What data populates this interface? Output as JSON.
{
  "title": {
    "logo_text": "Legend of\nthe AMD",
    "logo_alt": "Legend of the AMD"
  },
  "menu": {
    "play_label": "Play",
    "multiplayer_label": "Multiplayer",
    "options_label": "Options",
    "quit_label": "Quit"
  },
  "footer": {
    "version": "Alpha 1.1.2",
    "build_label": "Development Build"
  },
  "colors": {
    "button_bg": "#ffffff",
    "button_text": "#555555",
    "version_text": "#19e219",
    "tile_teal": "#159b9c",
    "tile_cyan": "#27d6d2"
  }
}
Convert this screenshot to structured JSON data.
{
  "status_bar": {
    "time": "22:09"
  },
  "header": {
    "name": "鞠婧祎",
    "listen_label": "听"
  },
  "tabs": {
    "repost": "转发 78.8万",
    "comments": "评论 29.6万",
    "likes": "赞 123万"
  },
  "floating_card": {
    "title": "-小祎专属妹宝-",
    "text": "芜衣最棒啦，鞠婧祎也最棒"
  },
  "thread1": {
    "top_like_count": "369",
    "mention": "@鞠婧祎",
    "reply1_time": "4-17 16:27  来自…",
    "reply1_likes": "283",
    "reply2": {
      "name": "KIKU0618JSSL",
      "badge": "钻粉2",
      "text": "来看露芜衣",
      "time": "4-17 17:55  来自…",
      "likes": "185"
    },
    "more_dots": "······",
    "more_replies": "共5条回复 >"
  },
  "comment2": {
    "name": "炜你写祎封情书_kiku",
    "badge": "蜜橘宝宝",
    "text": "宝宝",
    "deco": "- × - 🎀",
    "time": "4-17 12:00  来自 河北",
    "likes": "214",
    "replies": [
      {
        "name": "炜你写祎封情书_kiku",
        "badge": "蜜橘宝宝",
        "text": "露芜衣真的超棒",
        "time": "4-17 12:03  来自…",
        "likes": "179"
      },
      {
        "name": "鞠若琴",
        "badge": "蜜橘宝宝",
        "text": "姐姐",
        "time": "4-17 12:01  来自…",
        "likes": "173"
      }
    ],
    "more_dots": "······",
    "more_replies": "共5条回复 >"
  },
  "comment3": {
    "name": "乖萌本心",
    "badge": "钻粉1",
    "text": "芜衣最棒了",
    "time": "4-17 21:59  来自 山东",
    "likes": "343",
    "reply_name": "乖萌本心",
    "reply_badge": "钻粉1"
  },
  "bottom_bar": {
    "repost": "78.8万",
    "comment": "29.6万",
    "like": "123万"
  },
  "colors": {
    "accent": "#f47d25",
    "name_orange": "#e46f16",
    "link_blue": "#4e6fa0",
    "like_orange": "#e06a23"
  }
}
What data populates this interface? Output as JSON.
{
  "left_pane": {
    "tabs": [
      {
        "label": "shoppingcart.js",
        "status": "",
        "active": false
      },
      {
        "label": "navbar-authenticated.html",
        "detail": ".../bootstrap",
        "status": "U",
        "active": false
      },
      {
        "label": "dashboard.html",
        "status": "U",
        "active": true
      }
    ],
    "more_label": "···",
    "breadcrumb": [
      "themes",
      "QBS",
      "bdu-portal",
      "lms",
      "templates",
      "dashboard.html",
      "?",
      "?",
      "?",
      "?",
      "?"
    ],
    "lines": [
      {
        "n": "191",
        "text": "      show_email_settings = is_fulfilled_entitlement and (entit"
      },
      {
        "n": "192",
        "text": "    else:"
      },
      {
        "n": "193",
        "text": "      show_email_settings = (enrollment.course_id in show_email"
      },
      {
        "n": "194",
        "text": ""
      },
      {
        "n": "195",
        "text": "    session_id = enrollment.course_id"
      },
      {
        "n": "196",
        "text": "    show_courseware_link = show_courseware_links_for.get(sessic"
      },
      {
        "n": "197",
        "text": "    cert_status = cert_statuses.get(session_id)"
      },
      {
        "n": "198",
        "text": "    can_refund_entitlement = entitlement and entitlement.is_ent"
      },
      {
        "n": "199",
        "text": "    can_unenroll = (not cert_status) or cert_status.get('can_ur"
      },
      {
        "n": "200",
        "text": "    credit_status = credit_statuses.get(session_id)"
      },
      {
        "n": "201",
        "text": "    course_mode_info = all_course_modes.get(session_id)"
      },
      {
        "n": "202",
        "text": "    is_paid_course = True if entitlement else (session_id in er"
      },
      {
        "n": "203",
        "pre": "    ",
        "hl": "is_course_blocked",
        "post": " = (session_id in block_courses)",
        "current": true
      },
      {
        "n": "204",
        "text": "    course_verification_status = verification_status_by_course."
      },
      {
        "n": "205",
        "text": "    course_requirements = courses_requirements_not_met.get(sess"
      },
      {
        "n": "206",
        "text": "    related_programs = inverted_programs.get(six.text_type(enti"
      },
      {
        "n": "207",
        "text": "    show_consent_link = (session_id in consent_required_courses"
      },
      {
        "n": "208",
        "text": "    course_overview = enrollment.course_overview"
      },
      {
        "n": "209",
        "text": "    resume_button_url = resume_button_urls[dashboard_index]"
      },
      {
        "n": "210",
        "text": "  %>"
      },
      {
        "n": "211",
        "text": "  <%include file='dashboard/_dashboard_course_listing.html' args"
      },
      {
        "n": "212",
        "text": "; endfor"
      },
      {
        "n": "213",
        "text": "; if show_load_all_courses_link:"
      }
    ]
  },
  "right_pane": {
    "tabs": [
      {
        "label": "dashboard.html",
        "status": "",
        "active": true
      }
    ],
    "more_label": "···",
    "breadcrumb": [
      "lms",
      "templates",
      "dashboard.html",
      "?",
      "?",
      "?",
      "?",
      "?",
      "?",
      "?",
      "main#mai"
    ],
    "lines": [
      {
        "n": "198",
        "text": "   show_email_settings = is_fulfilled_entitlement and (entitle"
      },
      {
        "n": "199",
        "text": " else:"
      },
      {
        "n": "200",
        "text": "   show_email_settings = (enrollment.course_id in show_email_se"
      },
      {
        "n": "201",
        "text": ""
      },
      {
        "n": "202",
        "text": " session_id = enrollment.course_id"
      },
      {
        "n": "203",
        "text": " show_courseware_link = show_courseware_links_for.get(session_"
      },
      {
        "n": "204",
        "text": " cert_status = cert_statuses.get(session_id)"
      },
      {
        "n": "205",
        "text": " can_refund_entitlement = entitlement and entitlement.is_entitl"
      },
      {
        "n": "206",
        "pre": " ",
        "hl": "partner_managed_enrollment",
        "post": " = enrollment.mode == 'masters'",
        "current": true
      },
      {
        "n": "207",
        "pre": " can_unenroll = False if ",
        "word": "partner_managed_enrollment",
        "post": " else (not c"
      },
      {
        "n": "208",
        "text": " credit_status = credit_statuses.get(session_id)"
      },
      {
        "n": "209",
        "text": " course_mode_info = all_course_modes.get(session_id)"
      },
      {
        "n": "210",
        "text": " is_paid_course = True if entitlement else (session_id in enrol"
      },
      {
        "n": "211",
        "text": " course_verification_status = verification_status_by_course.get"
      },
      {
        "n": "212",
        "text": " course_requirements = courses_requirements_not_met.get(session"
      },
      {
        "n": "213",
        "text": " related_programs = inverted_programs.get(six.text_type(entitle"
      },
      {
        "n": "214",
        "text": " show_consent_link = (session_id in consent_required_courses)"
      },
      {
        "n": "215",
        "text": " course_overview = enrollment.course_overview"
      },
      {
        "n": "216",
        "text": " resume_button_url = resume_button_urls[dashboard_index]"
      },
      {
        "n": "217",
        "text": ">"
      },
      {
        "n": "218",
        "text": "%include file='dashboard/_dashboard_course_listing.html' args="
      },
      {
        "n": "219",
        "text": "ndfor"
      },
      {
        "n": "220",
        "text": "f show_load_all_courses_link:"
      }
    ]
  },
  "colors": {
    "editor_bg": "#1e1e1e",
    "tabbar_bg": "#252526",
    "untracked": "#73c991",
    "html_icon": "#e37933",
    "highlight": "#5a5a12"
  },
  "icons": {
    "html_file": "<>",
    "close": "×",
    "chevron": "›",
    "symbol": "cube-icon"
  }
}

○ ○ ○ ○ ○ ○ ○

> **Your task**:
Check each line of the data above for the word "args" and say how many lines contain it, giving nothing besides the number.

> **Correct result**:
2